**Input material:**
# # # #

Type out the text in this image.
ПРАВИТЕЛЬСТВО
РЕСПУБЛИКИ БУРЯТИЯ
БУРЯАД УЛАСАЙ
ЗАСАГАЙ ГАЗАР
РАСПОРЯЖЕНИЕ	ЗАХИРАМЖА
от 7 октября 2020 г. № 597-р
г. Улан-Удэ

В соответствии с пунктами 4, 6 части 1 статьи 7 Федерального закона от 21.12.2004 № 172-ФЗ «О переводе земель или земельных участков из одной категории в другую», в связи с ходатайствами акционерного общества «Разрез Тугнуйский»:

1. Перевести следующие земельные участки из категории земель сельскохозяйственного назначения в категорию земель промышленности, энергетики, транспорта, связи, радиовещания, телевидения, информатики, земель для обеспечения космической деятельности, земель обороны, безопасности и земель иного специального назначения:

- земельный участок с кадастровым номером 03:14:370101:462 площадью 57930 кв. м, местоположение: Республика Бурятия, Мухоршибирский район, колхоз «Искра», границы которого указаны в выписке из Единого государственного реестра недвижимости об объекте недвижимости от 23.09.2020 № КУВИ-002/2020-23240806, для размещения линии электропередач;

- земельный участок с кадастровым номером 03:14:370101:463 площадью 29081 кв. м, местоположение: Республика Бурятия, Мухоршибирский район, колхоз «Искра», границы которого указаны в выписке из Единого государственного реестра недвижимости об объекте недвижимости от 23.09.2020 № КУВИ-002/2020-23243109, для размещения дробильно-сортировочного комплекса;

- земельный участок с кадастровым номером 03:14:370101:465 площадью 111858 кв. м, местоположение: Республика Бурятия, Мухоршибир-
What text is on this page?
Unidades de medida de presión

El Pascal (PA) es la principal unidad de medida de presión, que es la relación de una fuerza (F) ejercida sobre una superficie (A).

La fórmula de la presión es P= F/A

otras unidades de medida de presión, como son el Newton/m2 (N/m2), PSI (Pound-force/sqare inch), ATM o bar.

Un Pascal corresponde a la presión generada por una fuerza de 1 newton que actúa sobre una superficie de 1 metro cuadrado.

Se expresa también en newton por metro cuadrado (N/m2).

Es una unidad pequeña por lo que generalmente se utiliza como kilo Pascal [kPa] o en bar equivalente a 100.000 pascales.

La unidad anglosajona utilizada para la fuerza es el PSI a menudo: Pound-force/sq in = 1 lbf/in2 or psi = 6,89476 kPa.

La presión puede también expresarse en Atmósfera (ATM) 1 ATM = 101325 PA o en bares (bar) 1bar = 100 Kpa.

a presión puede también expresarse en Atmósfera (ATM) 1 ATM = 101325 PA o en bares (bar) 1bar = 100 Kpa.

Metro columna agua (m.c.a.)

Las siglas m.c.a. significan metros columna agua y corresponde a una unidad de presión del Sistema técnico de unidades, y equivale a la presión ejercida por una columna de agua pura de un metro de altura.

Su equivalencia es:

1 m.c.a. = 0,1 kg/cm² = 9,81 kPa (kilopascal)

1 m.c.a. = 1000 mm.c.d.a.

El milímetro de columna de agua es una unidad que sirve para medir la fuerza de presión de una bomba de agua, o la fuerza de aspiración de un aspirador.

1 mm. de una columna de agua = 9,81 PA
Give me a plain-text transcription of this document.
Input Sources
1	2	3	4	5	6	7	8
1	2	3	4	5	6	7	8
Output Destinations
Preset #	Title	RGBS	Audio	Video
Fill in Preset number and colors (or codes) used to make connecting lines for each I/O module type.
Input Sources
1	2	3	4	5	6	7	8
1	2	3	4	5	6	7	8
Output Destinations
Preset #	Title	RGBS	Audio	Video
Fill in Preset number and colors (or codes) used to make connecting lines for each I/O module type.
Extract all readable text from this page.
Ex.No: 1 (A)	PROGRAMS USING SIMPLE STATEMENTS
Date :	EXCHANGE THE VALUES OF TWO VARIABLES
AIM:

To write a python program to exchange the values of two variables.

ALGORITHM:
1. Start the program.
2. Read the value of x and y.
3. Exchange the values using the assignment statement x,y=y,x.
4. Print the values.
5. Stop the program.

# # # #

**What to work on:** Set down all of the entries exactly, please.

**Completed task:**
Type out the text in this image.
ПРАВИТЕЛЬСТВО
РЕСПУБЛИКИ БУРЯТИЯ
БУРЯАД УЛАСАЙ
ЗАСАГАЙ ГАЗАР
РАСПОРЯЖЕНИЕ	ЗАХИРАМЖА
от 7 октября 2020 г. № 597-р
г. Улан-Удэ

В соответствии с пунктами 4, 6 части 1 статьи 7 Федерального закона от 21.12.2004 № 172-ФЗ «О переводе земель или земельных участков из одной категории в другую», в связи с ходатайствами акционерного общества «Разрез Тугнуйский»:

1. Перевести следующие земельные участки из категории земель сельскохозяйственного назначения в категорию земель промышленности, энергетики, транспорта, связи, радиовещания, телевидения, информатики, земель для обеспечения космической деятельности, земель обороны, безопасности и земель иного специального назначения:

- земельный участок с кадастровым номером 03:14:370101:462 площадью 57930 кв. м, местоположение: Республика Бурятия, Мухоршибирский район, колхоз «Искра», границы которого указаны в выписке из Единого государственного реестра недвижимости об объекте недвижимости от 23.09.2020 № КУВИ-002/2020-23240806, для размещения линии электропередач;

- земельный участок с кадастровым номером 03:14:370101:463 площадью 29081 кв. м, местоположение: Республика Бурятия, Мухоршибирский район, колхоз «Искра», границы которого указаны в выписке из Единого государственного реестра недвижимости об объекте недвижимости от 23.09.2020 № КУВИ-002/2020-23243109, для размещения дробильно-сортировочного комплекса;

- земельный участок с кадастровым номером 03:14:370101:465 площадью 111858 кв. м, местоположение: Республика Бурятия, Мухоршибир-
What text is on this page?
Unidades de medida de presión

El Pascal (PA) es la principal unidad de medida de presión, que es la relación de una fuerza (F) ejercida sobre una superficie (A).

La fórmula de la presión es P= F/A

otras unidades de medida de presión, como son el Newton/m2 (N/m2), PSI (Pound-force/sqare inch), ATM o bar.

Un Pascal corresponde a la presión generada por una fuerza de 1 newton que actúa sobre una superficie de 1 metro cuadrado.

Se expresa también en newton por metro cuadrado (N/m2).

Es una unidad pequeña por lo que generalmente se utiliza como kilo Pascal [kPa] o en bar equivalente a 100.000 pascales.

La unidad anglosajona utilizada para la fuerza es el PSI a menudo: Pound-force/sq in = 1 lbf/in2 or psi = 6,89476 kPa.

La presión puede también expresarse en Atmósfera (ATM) 1 ATM = 101325 PA o en bares (bar) 1bar = 100 Kpa.

a presión puede también expresarse en Atmósfera (ATM) 1 ATM = 101325 PA o en bares (bar) 1bar = 100 Kpa.

Metro columna agua (m.c.a.)

Las siglas m.c.a. significan metros columna agua y corresponde a una unidad de presión del Sistema técnico de unidades, y equivale a la presión ejercida por una columna de agua pura de un metro de altura.

Su equivalencia es:

1 m.c.a. = 0,1 kg/cm² = 9,81 kPa (kilopascal)

1 m.c.a. = 1000 mm.c.d.a.

El milímetro de columna de agua es una unidad que sirve para medir la fuerza de presión de una bomba de agua, o la fuerza de aspiración de un aspirador.

1 mm. de una columna de agua = 9,81 PA
Give me a plain-text transcription of this document.
Input Sources
1	2	3	4	5	6	7	8
1	2	3	4	5	6	7	8
Output Destinations
Preset #	Title	RGBS	Audio	Video
Fill in Preset number and colors (or codes) used to make connecting lines for each I/O module type.
Input Sources
1	2	3	4	5	6	7	8
1	2	3	4	5	6	7	8
Output Destinations
Preset #	Title	RGBS	Audio	Video
Fill in Preset number and colors (or codes) used to make connecting lines for each I/O module type.
Extract all readable text from this page.
Ex.No: 1 (A)	PROGRAMS USING SIMPLE STATEMENTS
Date :	EXCHANGE THE VALUES OF TWO VARIABLES
AIM:

To write a python program to exchange the values of two variables.

ALGORITHM:
1. Start the program.
2. Read the value of x and y.
3. Exchange the values using the assignment statement x,y=y,x.
4. Print the values.
5. Stop the program.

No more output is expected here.